→ The problem: All of the entries need to be written out again, exactly as they are.

→ Extracted information:

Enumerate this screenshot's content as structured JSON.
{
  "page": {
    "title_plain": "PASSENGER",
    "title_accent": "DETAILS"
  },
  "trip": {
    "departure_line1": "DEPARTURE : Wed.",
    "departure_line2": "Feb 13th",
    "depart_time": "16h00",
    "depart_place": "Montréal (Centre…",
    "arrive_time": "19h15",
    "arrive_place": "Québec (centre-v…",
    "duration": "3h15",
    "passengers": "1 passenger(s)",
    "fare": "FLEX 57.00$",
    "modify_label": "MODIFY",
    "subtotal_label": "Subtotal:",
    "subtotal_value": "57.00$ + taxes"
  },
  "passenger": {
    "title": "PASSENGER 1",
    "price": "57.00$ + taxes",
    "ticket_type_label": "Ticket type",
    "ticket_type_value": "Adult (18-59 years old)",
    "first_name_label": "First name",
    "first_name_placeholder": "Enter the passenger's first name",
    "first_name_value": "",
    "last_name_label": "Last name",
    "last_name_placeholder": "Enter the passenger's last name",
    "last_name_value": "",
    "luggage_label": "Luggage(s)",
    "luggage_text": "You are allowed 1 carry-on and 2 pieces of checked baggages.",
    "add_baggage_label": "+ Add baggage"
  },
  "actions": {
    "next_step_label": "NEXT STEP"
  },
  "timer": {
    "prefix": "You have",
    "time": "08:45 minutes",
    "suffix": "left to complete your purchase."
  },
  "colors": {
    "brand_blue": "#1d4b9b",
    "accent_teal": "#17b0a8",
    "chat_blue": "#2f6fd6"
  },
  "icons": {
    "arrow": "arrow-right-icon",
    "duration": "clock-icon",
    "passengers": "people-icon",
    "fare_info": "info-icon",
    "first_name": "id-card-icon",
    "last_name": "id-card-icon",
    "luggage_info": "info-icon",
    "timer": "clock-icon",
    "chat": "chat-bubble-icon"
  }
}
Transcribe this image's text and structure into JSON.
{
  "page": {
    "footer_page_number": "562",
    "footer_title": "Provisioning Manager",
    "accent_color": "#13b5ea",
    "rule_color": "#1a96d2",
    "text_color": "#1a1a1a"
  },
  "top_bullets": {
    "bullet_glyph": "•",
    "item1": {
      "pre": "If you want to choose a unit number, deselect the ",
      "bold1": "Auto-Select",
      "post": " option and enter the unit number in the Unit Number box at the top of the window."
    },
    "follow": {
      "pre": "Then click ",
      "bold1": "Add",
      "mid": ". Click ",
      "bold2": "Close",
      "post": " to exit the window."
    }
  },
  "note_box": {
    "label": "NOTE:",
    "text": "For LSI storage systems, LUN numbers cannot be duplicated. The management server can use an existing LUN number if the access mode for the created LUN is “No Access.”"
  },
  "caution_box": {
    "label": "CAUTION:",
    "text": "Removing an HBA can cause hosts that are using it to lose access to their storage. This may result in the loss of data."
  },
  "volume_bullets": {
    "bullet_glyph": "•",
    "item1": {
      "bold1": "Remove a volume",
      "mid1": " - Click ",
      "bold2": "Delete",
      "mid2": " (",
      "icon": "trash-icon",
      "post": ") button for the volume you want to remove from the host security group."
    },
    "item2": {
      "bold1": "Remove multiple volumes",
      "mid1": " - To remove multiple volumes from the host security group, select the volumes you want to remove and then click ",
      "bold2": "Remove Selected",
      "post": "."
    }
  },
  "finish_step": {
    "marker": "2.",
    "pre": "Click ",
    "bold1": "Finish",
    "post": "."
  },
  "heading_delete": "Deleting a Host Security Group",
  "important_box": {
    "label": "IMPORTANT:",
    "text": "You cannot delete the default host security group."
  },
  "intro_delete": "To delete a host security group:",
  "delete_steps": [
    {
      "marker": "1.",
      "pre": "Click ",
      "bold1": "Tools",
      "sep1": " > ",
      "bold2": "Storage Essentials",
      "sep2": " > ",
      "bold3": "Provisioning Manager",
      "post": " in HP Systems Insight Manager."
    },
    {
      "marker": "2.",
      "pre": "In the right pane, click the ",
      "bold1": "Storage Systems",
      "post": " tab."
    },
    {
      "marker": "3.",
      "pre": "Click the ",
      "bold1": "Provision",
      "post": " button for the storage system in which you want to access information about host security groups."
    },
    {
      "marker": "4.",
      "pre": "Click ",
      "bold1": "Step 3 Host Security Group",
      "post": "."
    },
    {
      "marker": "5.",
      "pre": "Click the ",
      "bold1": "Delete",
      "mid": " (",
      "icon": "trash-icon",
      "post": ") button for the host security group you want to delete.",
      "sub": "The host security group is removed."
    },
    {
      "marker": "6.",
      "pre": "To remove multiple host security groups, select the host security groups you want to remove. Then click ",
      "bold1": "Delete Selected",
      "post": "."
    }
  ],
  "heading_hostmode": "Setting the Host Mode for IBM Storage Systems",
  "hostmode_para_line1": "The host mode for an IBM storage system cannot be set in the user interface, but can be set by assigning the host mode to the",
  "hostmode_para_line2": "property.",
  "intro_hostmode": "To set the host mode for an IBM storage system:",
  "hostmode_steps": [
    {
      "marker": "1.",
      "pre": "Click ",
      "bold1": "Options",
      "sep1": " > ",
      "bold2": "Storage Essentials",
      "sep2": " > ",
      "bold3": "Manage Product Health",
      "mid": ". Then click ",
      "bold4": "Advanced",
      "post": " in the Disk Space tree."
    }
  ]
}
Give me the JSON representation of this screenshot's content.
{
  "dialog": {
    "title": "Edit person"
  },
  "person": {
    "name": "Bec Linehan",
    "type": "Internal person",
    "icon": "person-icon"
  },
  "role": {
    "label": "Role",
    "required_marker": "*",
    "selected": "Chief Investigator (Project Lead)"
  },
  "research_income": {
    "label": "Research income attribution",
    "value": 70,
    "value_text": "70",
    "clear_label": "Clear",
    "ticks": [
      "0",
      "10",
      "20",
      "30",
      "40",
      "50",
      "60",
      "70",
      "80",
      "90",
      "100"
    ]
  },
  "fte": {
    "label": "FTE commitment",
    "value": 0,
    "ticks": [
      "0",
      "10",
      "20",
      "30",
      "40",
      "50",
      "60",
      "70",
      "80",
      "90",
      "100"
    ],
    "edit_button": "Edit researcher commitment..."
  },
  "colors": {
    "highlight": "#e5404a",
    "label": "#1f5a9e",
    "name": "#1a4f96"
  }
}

→ Worked answer:
Enumerate this screenshot's content as structured JSON.
{
  "page": {
    "title_plain": "PASSENGER",
    "title_accent": "DETAILS"
  },
  "trip": {
    "departure_line1": "DEPARTURE : Wed.",
    "departure_line2": "Feb 13th",
    "depart_time": "16h00",
    "depart_place": "Montréal (Centre…",
    "arrive_time": "19h15",
    "arrive_place": "Québec (centre-v…",
    "duration": "3h15",
    "passengers": "1 passenger(s)",
    "fare": "FLEX 57.00$",
    "modify_label": "MODIFY",
    "subtotal_label": "Subtotal:",
    "subtotal_value": "57.00$ + taxes"
  },
  "passenger": {
    "title": "PASSENGER 1",
    "price": "57.00$ + taxes",
    "ticket_type_label": "Ticket type",
    "ticket_type_value": "Adult (18-59 years old)",
    "first_name_label": "First name",
    "first_name_placeholder": "Enter the passenger's first name",
    "first_name_value": "",
    "last_name_label": "Last name",
    "last_name_placeholder": "Enter the passenger's last name",
    "last_name_value": "",
    "luggage_label": "Luggage(s)",
    "luggage_text": "You are allowed 1 carry-on and 2 pieces of checked baggages.",
    "add_baggage_label": "+ Add baggage"
  },
  "actions": {
    "next_step_label": "NEXT STEP"
  },
  "timer": {
    "prefix": "You have",
    "time": "08:45 minutes",
    "suffix": "left to complete your purchase."
  },
  "colors": {
    "brand_blue": "#1d4b9b",
    "accent_teal": "#17b0a8",
    "chat_blue": "#2f6fd6"
  },
  "icons": {
    "arrow": "arrow-right-icon",
    "duration": "clock-icon",
    "passengers": "people-icon",
    "fare_info": "info-icon",
    "first_name": "id-card-icon",
    "last_name": "id-card-icon",
    "luggage_info": "info-icon",
    "timer": "clock-icon",
    "chat": "chat-bubble-icon"
  }
}
Transcribe this image's text and structure into JSON.
{
  "page": {
    "footer_page_number": "562",
    "footer_title": "Provisioning Manager",
    "accent_color": "#13b5ea",
    "rule_color": "#1a96d2",
    "text_color": "#1a1a1a"
  },
  "top_bullets": {
    "bullet_glyph": "•",
    "item1": {
      "pre": "If you want to choose a unit number, deselect the ",
      "bold1": "Auto-Select",
      "post": " option and enter the unit number in the Unit Number box at the top of the window."
    },
    "follow": {
      "pre": "Then click ",
      "bold1": "Add",
      "mid": ". Click ",
      "bold2": "Close",
      "post": " to exit the window."
    }
  },
  "note_box": {
    "label": "NOTE:",
    "text": "For LSI storage systems, LUN numbers cannot be duplicated. The management server can use an existing LUN number if the access mode for the created LUN is “No Access.”"
  },
  "caution_box": {
    "label": "CAUTION:",
    "text": "Removing an HBA can cause hosts that are using it to lose access to their storage. This may result in the loss of data."
  },
  "volume_bullets": {
    "bullet_glyph": "•",
    "item1": {
      "bold1": "Remove a volume",
      "mid1": " - Click ",
      "bold2": "Delete",
      "mid2": " (",
      "icon": "trash-icon",
      "post": ") button for the volume you want to remove from the host security group."
    },
    "item2": {
      "bold1": "Remove multiple volumes",
      "mid1": " - To remove multiple volumes from the host security group, select the volumes you want to remove and then click ",
      "bold2": "Remove Selected",
      "post": "."
    }
  },
  "finish_step": {
    "marker": "2.",
    "pre": "Click ",
    "bold1": "Finish",
    "post": "."
  },
  "heading_delete": "Deleting a Host Security Group",
  "important_box": {
    "label": "IMPORTANT:",
    "text": "You cannot delete the default host security group."
  },
  "intro_delete": "To delete a host security group:",
  "delete_steps": [
    {
      "marker": "1.",
      "pre": "Click ",
      "bold1": "Tools",
      "sep1": " > ",
      "bold2": "Storage Essentials",
      "sep2": " > ",
      "bold3": "Provisioning Manager",
      "post": " in HP Systems Insight Manager."
    },
    {
      "marker": "2.",
      "pre": "In the right pane, click the ",
      "bold1": "Storage Systems",
      "post": " tab."
    },
    {
      "marker": "3.",
      "pre": "Click the ",
      "bold1": "Provision",
      "post": " button for the storage system in which you want to access information about host security groups."
    },
    {
      "marker": "4.",
      "pre": "Click ",
      "bold1": "Step 3 Host Security Group",
      "post": "."
    },
    {
      "marker": "5.",
      "pre": "Click the ",
      "bold1": "Delete",
      "mid": " (",
      "icon": "trash-icon",
      "post": ") button for the host security group you want to delete.",
      "sub": "The host security group is removed."
    },
    {
      "marker": "6.",
      "pre": "To remove multiple host security groups, select the host security groups you want to remove. Then click ",
      "bold1": "Delete Selected",
      "post": "."
    }
  ],
  "heading_hostmode": "Setting the Host Mode for IBM Storage Systems",
  "hostmode_para_line1": "The host mode for an IBM storage system cannot be set in the user interface, but can be set by assigning the host mode to the",
  "hostmode_para_line2": "property.",
  "intro_hostmode": "To set the host mode for an IBM storage system:",
  "hostmode_steps": [
    {
      "marker": "1.",
      "pre": "Click ",
      "bold1": "Options",
      "sep1": " > ",
      "bold2": "Storage Essentials",
      "sep2": " > ",
      "bold3": "Manage Product Health",
      "mid": ". Then click ",
      "bold4": "Advanced",
      "post": " in the Disk Space tree."
    }
  ]
}
Give me the JSON representation of this screenshot's content.
{
  "dialog": {
    "title": "Edit person"
  },
  "person": {
    "name": "Bec Linehan",
    "type": "Internal person",
    "icon": "person-icon"
  },
  "role": {
    "label": "Role",
    "required_marker": "*",
    "selected": "Chief Investigator (Project Lead)"
  },
  "research_income": {
    "label": "Research income attribution",
    "value": 70,
    "value_text": "70",
    "clear_label": "Clear",
    "ticks": [
      "0",
      "10",
      "20",
      "30",
      "40",
      "50",
      "60",
      "70",
      "80",
      "90",
      "100"
    ]
  },
  "fte": {
    "label": "FTE commitment",
    "value": 0,
    "ticks": [
      "0",
      "10",
      "20",
      "30",
      "40",
      "50",
      "60",
      "70",
      "80",
      "90",
      "100"
    ],
    "edit_button": "Edit researcher commitment..."
  },
  "colors": {
    "highlight": "#e5404a",
    "label": "#1f5a9e",
    "name": "#1a4f96"
  }
}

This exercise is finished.